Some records
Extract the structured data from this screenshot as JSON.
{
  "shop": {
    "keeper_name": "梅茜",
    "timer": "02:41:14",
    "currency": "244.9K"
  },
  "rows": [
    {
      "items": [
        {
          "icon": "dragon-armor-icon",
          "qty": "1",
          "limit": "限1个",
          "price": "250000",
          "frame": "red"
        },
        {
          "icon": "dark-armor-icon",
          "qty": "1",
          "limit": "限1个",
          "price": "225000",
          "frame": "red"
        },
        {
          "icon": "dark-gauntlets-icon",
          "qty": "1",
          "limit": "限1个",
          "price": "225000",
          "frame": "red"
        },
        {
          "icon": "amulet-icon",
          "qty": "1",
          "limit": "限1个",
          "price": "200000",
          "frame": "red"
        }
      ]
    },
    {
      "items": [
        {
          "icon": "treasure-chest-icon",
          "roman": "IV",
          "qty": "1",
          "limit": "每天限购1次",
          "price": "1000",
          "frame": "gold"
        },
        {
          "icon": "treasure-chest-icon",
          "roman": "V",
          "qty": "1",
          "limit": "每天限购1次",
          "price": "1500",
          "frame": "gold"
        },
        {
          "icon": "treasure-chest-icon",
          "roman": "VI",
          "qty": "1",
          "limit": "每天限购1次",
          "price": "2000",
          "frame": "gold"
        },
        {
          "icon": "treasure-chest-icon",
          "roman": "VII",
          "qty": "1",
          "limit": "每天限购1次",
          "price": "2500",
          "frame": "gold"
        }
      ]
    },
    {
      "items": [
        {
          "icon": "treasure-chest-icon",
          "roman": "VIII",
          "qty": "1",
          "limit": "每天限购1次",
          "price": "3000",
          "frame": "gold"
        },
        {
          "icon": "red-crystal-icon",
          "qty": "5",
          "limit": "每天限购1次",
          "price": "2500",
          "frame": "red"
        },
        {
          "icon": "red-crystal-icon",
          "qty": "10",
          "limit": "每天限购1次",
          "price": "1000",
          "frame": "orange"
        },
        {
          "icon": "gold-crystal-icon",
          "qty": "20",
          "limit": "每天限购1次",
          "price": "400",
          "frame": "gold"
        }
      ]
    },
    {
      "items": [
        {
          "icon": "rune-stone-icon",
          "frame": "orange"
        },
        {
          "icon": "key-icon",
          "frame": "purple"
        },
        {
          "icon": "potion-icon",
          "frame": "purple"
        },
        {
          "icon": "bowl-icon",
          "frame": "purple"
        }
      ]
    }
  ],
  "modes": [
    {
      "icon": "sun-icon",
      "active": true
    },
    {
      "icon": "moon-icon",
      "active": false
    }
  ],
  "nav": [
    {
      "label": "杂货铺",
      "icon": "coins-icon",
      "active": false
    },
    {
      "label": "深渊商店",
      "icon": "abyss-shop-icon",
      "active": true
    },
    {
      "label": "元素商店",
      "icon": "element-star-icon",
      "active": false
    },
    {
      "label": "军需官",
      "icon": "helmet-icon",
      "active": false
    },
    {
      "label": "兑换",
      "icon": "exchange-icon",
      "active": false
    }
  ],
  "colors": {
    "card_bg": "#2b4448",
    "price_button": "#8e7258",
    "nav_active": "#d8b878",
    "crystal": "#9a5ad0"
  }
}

[To do]:
Write the data from above out again, exactly.

[Full solution]:
Extract the structured data from this screenshot as JSON.
{
  "shop": {
    "keeper_name": "梅茜",
    "timer": "02:41:14",
    "currency": "244.9K"
  },
  "rows": [
    {
      "items": [
        {
          "icon": "dragon-armor-icon",
          "qty": "1",
          "limit": "限1个",
          "price": "250000",
          "frame": "red"
        },
        {
          "icon": "dark-armor-icon",
          "qty": "1",
          "limit": "限1个",
          "price": "225000",
          "frame": "red"
        },
        {
          "icon": "dark-gauntlets-icon",
          "qty": "1",
          "limit": "限1个",
          "price": "225000",
          "frame": "red"
        },
        {
          "icon": "amulet-icon",
          "qty": "1",
          "limit": "限1个",
          "price": "200000",
          "frame": "red"
        }
      ]
    },
    {
      "items": [
        {
          "icon": "treasure-chest-icon",
          "roman": "IV",
          "qty": "1",
          "limit": "每天限购1次",
          "price": "1000",
          "frame": "gold"
        },
        {
          "icon": "treasure-chest-icon",
          "roman": "V",
          "qty": "1",
          "limit": "每天限购1次",
          "price": "1500",
          "frame": "gold"
        },
        {
          "icon": "treasure-chest-icon",
          "roman": "VI",
          "qty": "1",
          "limit": "每天限购1次",
          "price": "2000",
          "frame": "gold"
        },
        {
          "icon": "treasure-chest-icon",
          "roman": "VII",
          "qty": "1",
          "limit": "每天限购1次",
          "price": "2500",
          "frame": "gold"
        }
      ]
    },
    {
      "items": [
        {
          "icon": "treasure-chest-icon",
          "roman": "VIII",
          "qty": "1",
          "limit": "每天限购1次",
          "price": "3000",
          "frame": "gold"
        },
        {
          "icon": "red-crystal-icon",
          "qty": "5",
          "limit": "每天限购1次",
          "price": "2500",
          "frame": "red"
        },
        {
          "icon": "red-crystal-icon",
          "qty": "10",
          "limit": "每天限购1次",
          "price": "1000",
          "frame": "orange"
        },
        {
          "icon": "gold-crystal-icon",
          "qty": "20",
          "limit": "每天限购1次",
          "price": "400",
          "frame": "gold"
        }
      ]
    },
    {
      "items": [
        {
          "icon": "rune-stone-icon",
          "frame": "orange"
        },
        {
          "icon": "key-icon",
          "frame": "purple"
        },
        {
          "icon": "potion-icon",
          "frame": "purple"
        },
        {
          "icon": "bowl-icon",
          "frame": "purple"
        }
      ]
    }
  ],
  "modes": [
    {
      "icon": "sun-icon",
      "active": true
    },
    {
      "icon": "moon-icon",
      "active": false
    }
  ],
  "nav": [
    {
      "label": "杂货铺",
      "icon": "coins-icon",
      "active": false
    },
    {
      "label": "深渊商店",
      "icon": "abyss-shop-icon",
      "active": true
    },
    {
      "label": "元素商店",
      "icon": "element-star-icon",
      "active": false
    },
    {
      "label": "军需官",
      "icon": "helmet-icon",
      "active": false
    },
    {
      "label": "兑换",
      "icon": "exchange-icon",
      "active": false
    }
  ],
  "colors": {
    "card_bg": "#2b4448",
    "price_button": "#8e7258",
    "nav_active": "#d8b878",
    "crystal": "#9a5ad0"
  }
}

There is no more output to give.